DATA LINES →
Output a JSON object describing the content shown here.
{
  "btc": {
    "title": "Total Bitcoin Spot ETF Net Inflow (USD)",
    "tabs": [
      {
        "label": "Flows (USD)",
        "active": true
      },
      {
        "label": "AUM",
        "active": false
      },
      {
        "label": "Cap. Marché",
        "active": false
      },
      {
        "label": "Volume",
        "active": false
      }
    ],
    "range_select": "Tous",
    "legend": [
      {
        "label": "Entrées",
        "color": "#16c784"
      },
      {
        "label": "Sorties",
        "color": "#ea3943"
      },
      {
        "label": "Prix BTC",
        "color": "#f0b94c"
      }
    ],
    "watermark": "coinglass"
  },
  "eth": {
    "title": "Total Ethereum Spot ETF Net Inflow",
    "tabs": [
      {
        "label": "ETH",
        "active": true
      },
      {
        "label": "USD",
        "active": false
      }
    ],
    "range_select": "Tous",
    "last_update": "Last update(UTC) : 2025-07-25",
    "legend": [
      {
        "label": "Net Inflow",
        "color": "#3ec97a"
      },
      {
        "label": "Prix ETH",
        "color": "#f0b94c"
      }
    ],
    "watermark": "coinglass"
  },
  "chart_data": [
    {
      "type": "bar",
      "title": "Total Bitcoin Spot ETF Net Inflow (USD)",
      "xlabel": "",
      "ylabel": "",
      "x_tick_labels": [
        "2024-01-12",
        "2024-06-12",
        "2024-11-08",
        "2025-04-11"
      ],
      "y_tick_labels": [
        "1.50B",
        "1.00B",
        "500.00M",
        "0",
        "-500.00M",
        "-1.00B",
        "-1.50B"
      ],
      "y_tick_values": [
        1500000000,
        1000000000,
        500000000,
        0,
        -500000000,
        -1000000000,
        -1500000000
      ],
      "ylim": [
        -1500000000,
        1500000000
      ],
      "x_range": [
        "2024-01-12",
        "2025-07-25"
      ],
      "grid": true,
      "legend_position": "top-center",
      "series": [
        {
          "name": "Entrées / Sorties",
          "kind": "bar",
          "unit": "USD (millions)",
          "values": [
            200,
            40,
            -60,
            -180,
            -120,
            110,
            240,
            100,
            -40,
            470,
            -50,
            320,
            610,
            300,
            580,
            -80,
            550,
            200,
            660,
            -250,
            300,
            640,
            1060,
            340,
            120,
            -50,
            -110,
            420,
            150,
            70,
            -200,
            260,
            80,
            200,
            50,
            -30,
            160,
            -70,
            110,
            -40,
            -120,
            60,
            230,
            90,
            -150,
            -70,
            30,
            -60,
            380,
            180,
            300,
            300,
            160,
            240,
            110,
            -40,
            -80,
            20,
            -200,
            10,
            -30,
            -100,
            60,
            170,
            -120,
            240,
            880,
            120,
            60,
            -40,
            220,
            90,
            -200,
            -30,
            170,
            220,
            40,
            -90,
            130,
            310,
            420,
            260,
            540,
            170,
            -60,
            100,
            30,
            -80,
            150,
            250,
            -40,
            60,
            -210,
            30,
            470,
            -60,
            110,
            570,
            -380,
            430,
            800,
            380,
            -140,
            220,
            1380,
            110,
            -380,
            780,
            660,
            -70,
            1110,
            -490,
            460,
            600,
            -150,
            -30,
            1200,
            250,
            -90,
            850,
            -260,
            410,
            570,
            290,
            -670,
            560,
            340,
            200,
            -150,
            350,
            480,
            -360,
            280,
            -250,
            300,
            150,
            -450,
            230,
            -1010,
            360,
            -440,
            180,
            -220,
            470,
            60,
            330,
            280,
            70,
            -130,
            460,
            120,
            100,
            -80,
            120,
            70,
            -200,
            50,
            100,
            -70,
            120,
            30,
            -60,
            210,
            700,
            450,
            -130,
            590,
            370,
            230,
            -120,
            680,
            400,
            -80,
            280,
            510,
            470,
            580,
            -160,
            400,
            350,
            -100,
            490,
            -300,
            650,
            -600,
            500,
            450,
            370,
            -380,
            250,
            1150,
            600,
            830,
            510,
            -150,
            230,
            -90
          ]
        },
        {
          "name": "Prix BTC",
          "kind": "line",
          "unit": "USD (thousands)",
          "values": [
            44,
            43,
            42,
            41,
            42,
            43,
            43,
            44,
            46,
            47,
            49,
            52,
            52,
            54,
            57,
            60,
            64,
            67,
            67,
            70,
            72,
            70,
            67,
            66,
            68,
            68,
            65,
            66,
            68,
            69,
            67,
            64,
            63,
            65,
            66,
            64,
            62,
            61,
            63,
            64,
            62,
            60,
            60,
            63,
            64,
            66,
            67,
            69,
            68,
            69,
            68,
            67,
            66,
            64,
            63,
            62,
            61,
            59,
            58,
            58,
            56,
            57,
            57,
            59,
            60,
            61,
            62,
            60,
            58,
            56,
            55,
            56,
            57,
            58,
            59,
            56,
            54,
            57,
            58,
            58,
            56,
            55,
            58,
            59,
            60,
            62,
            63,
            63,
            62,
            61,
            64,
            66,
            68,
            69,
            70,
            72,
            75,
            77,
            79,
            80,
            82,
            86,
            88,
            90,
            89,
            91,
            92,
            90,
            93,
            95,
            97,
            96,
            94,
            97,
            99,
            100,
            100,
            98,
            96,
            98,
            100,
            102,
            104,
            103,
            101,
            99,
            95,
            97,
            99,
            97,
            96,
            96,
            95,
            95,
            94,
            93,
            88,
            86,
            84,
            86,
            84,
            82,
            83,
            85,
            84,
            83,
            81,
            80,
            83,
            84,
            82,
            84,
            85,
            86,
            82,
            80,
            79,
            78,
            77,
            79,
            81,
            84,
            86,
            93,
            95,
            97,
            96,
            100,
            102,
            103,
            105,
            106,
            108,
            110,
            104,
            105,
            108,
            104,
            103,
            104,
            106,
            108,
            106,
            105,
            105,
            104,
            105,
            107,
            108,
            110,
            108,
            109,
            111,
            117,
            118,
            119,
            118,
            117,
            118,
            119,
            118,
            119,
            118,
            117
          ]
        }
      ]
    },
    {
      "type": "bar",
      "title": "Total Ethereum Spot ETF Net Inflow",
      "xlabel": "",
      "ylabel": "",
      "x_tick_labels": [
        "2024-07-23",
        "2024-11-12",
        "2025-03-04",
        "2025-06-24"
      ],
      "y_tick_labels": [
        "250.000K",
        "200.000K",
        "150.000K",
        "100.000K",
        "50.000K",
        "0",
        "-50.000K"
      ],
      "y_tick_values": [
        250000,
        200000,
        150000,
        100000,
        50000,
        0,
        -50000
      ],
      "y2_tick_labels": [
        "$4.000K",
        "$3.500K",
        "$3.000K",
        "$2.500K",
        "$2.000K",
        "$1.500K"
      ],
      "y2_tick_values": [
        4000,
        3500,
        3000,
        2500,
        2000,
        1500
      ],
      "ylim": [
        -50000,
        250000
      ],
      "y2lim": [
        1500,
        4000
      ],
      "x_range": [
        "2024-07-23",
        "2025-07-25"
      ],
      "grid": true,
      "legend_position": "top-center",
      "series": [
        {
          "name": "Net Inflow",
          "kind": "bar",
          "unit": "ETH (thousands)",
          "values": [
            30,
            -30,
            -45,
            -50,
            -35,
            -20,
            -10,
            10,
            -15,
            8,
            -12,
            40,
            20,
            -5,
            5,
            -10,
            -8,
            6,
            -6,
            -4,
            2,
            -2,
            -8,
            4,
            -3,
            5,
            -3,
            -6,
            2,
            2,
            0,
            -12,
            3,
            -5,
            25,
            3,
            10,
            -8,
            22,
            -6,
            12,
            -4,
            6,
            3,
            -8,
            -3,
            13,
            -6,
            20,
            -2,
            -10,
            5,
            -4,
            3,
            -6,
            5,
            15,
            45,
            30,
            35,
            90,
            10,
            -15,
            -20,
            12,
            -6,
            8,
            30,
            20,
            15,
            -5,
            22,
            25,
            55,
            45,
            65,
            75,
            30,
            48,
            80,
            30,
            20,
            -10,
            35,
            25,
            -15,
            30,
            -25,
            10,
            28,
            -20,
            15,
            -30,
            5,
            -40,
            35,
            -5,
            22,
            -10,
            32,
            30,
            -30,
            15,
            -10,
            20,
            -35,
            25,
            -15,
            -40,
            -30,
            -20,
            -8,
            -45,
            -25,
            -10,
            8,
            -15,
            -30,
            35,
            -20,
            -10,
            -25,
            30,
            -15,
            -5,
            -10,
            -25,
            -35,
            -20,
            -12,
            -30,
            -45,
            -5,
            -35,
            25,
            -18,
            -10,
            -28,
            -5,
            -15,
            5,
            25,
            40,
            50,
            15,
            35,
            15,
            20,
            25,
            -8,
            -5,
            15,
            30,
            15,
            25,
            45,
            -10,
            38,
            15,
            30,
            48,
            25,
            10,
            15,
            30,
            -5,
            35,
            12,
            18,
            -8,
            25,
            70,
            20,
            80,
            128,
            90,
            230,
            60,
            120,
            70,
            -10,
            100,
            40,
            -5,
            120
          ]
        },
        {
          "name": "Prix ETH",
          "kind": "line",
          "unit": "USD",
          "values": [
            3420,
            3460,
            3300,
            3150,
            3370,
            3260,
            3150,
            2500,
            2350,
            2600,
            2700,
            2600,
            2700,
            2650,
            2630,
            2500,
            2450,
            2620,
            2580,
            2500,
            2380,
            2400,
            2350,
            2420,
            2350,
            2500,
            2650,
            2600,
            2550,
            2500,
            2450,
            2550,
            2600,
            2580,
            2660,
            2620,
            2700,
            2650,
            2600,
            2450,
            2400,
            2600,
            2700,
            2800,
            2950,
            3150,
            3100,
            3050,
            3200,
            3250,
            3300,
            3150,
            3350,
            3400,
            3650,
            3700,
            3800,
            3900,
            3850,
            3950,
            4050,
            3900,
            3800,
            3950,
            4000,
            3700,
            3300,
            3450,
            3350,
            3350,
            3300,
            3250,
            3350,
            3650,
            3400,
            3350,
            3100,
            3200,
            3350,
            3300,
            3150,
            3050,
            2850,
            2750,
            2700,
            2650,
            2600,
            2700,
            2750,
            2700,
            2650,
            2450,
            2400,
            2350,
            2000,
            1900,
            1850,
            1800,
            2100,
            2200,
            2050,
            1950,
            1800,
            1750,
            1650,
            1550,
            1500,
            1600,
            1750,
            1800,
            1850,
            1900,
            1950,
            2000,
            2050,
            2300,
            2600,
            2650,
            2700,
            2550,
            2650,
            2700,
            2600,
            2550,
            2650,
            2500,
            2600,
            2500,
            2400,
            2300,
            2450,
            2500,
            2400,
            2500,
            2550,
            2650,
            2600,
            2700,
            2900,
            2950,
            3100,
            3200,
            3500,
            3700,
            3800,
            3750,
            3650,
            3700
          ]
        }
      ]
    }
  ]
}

GIVEN INSTRUCTION →
List each line of the records that holds the string "Entrées".

WRITTEN SOLUTION →
        "label": "Entrées",
          "name": "Entrées / Sorties",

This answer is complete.